- STATED GOAL:
Work out how many lines in the data hold the word "text", and reply with that number only.

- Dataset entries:
________________

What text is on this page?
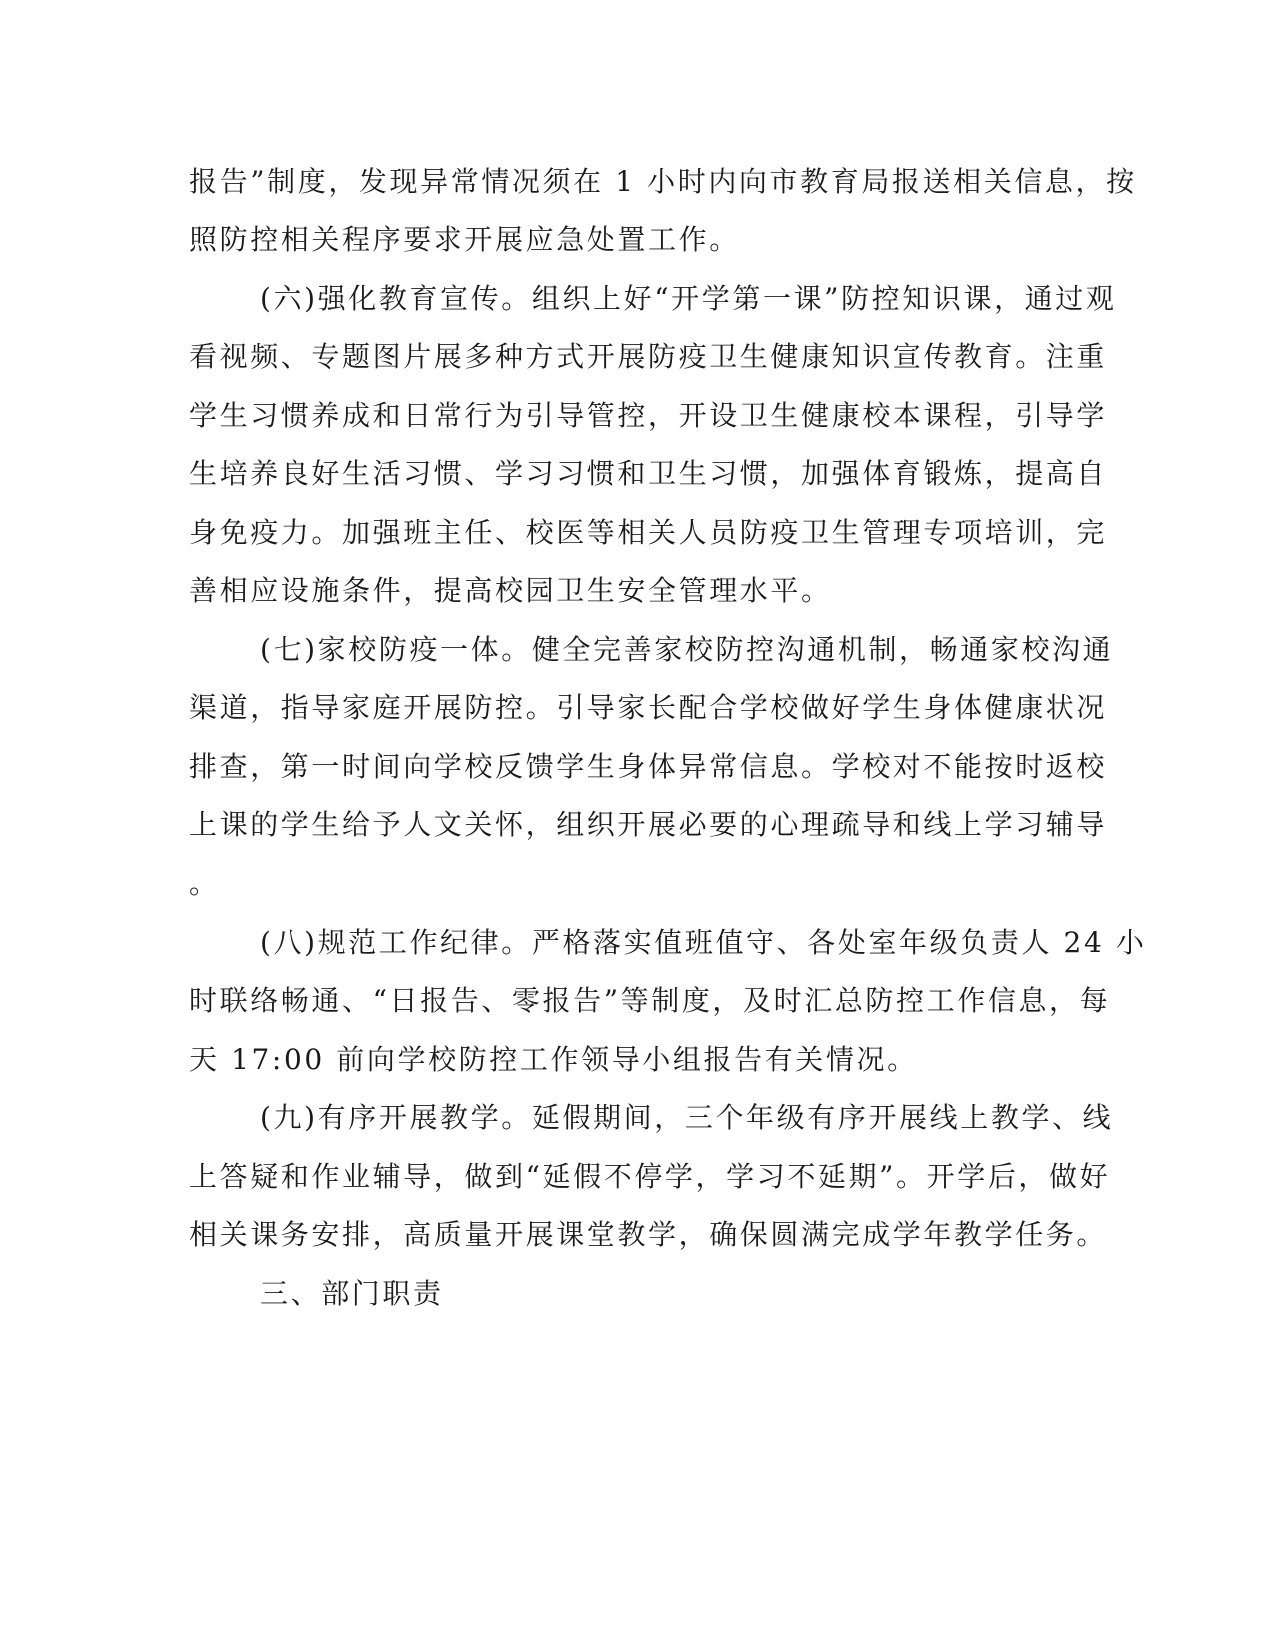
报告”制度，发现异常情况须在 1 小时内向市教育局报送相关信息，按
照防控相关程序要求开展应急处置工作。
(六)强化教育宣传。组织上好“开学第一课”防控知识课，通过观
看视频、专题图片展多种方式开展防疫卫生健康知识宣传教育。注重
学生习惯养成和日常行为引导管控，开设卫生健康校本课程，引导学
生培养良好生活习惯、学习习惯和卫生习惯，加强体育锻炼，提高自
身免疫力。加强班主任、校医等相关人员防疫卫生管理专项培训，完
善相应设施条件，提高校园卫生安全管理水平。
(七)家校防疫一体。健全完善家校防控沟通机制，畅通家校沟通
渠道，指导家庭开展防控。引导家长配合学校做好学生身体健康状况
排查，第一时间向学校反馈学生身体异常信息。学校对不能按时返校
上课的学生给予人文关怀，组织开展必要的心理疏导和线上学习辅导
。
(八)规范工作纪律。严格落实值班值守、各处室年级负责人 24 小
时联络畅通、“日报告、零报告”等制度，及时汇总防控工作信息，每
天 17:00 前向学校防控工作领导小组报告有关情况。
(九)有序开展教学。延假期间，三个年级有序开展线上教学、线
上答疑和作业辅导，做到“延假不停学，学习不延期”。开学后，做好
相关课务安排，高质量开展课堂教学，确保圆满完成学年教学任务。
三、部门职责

________________

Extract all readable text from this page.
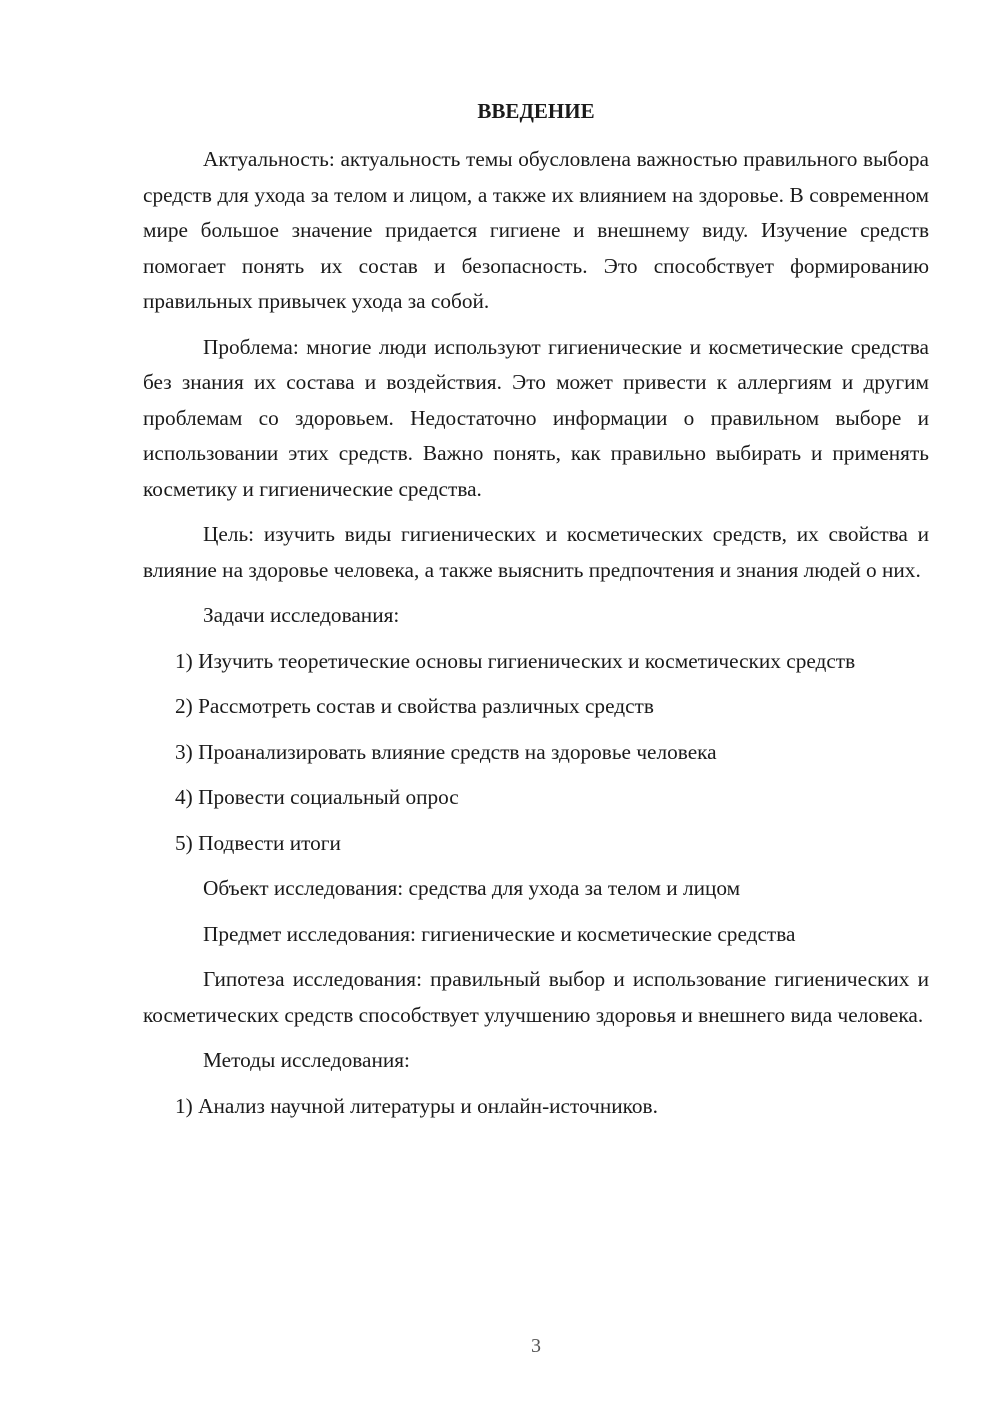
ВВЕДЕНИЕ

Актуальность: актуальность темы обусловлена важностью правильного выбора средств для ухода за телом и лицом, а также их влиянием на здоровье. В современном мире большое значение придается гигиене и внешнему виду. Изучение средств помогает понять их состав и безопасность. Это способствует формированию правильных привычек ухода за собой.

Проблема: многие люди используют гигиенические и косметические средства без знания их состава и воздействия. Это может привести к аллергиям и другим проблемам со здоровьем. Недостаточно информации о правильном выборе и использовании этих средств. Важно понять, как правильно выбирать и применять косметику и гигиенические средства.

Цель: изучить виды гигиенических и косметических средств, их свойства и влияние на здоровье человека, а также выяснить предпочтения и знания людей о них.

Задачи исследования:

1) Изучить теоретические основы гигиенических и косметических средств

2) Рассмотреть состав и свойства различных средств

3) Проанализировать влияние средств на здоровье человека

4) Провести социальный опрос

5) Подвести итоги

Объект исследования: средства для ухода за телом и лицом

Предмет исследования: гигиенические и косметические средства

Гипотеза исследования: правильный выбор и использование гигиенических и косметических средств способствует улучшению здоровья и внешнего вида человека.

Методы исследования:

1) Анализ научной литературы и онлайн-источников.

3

________________

- WRITTEN REPLY:
2